WHAT YOU ARE ASKED TO DO:
Your task is to filter the data below down to the lines holding "approximately".

══ GIVEN RECORDS

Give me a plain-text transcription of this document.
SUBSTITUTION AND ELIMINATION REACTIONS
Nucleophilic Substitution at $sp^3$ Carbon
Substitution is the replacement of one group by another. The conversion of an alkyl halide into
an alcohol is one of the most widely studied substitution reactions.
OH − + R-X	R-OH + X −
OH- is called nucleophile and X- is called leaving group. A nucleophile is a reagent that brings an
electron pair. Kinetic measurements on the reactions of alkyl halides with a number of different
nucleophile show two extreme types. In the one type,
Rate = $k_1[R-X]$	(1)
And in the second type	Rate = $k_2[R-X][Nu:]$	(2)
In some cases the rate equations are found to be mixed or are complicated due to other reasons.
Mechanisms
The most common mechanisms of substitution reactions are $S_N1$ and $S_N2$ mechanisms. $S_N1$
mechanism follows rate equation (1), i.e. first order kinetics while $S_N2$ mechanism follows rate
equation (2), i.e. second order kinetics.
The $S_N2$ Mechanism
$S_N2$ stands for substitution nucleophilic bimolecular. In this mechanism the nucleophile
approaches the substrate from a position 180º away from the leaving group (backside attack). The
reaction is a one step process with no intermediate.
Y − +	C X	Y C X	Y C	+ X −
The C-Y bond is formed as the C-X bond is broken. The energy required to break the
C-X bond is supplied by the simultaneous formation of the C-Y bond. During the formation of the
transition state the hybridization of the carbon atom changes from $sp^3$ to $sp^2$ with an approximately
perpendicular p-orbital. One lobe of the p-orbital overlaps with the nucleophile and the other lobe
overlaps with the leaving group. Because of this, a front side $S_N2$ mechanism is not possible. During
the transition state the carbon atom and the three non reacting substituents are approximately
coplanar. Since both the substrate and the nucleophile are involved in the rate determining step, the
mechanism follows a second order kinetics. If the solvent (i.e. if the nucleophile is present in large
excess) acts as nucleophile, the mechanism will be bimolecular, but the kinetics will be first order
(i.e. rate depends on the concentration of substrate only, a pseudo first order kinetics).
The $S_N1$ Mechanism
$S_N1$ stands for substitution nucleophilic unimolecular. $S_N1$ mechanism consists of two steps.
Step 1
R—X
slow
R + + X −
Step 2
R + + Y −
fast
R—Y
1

════
══ GIVEN RECORDS

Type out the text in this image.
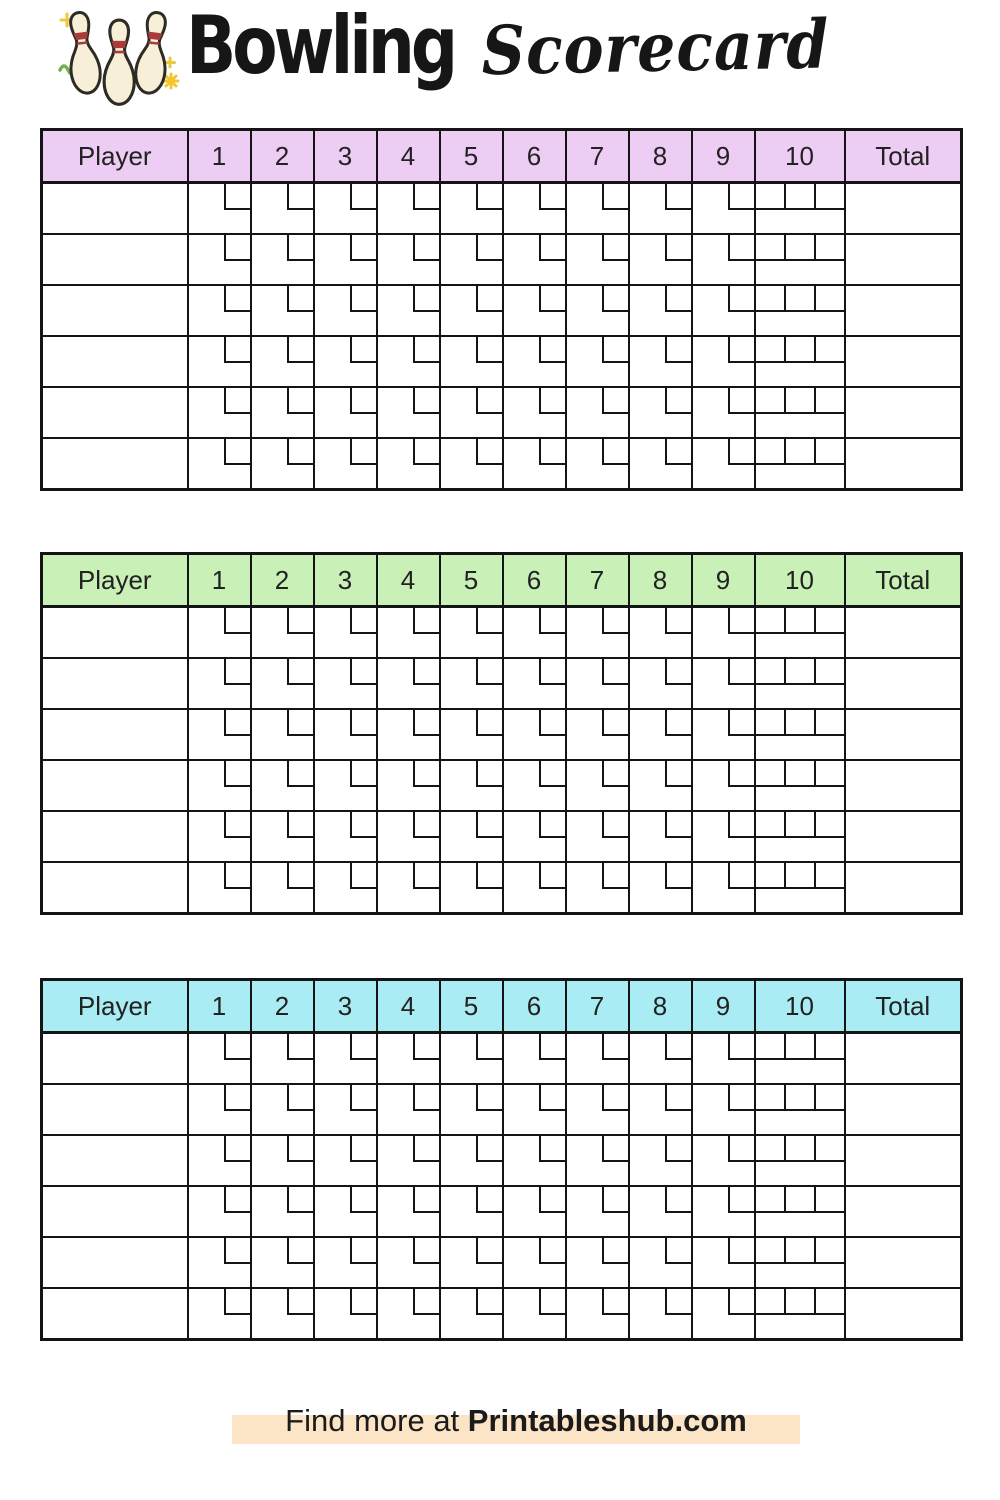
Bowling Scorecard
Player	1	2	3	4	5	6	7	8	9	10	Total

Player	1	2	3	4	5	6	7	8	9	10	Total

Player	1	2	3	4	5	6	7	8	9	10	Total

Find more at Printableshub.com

════

ANSWER IN FULL:
transition state the hybridization of the carbon atom changes from $sp^3$ to $sp^2$ with an approximately
the transition state the carbon atom and the three non reacting substituents are approximately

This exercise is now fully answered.